Print every record word for word.

* * * * *

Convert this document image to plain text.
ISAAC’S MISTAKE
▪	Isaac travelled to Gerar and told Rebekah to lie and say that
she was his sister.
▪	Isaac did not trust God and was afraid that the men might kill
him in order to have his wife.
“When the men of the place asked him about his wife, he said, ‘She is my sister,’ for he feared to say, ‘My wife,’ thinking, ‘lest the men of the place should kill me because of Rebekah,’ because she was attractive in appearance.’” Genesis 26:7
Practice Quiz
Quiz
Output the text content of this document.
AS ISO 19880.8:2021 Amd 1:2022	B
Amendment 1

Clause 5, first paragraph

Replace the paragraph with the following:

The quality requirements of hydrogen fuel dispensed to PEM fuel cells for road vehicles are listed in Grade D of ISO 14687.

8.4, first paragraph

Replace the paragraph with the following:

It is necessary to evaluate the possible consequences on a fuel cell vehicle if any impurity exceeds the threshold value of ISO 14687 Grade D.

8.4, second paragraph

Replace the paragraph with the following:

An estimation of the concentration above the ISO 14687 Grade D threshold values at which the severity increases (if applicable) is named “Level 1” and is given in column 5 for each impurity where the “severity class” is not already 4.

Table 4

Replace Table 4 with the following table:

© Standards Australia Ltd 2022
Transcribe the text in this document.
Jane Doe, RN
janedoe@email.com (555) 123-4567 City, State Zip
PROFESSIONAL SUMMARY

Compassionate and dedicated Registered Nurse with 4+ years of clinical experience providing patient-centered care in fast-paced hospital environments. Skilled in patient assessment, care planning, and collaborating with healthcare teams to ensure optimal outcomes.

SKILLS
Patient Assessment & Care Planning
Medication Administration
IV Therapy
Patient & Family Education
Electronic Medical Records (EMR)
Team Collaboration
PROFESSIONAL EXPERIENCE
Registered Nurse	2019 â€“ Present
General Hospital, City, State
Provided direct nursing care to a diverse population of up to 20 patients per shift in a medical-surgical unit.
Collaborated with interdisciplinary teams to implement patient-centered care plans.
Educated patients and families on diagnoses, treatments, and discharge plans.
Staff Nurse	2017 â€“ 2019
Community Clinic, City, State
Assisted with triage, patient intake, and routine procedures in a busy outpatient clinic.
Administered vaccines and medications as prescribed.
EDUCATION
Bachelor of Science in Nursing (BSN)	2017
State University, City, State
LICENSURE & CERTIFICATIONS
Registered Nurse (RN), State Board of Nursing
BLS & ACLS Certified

* * * * *

◆ Written response
Convert this document image to plain text.
ISAAC’S MISTAKE
▪	Isaac travelled to Gerar and told Rebekah to lie and say that
she was his sister.
▪	Isaac did not trust God and was afraid that the men might kill
him in order to have his wife.
“When the men of the place asked him about his wife, he said, ‘She is my sister,’ for he feared to say, ‘My wife,’ thinking, ‘lest the men of the place should kill me because of Rebekah,’ because she was attractive in appearance.’” Genesis 26:7
Practice Quiz
Quiz
Output the text content of this document.
AS ISO 19880.8:2021 Amd 1:2022	B
Amendment 1

Clause 5, first paragraph

Replace the paragraph with the following:

The quality requirements of hydrogen fuel dispensed to PEM fuel cells for road vehicles are listed in Grade D of ISO 14687.

8.4, first paragraph

Replace the paragraph with the following:

It is necessary to evaluate the possible consequences on a fuel cell vehicle if any impurity exceeds the threshold value of ISO 14687 Grade D.

8.4, second paragraph

Replace the paragraph with the following:

An estimation of the concentration above the ISO 14687 Grade D threshold values at which the severity increases (if applicable) is named “Level 1” and is given in column 5 for each impurity where the “severity class” is not already 4.

Table 4

Replace Table 4 with the following table:

© Standards Australia Ltd 2022
Transcribe the text in this document.
Jane Doe, RN
janedoe@email.com (555) 123-4567 City, State Zip
PROFESSIONAL SUMMARY

Compassionate and dedicated Registered Nurse with 4+ years of clinical experience providing patient-centered care in fast-paced hospital environments. Skilled in patient assessment, care planning, and collaborating with healthcare teams to ensure optimal outcomes.

SKILLS
Patient Assessment & Care Planning
Medication Administration
IV Therapy
Patient & Family Education
Electronic Medical Records (EMR)
Team Collaboration
PROFESSIONAL EXPERIENCE
Registered Nurse	2019 â€“ Present
General Hospital, City, State
Provided direct nursing care to a diverse population of up to 20 patients per shift in a medical-surgical unit.
Collaborated with interdisciplinary teams to implement patient-centered care plans.
Educated patients and families on diagnoses, treatments, and discharge plans.
Staff Nurse	2017 â€“ 2019
Community Clinic, City, State
Assisted with triage, patient intake, and routine procedures in a busy outpatient clinic.
Administered vaccines and medications as prescribed.
EDUCATION
Bachelor of Science in Nursing (BSN)	2017
State University, City, State
LICENSURE & CERTIFICATIONS
Registered Nurse (RN), State Board of Nursing
BLS & ACLS Certified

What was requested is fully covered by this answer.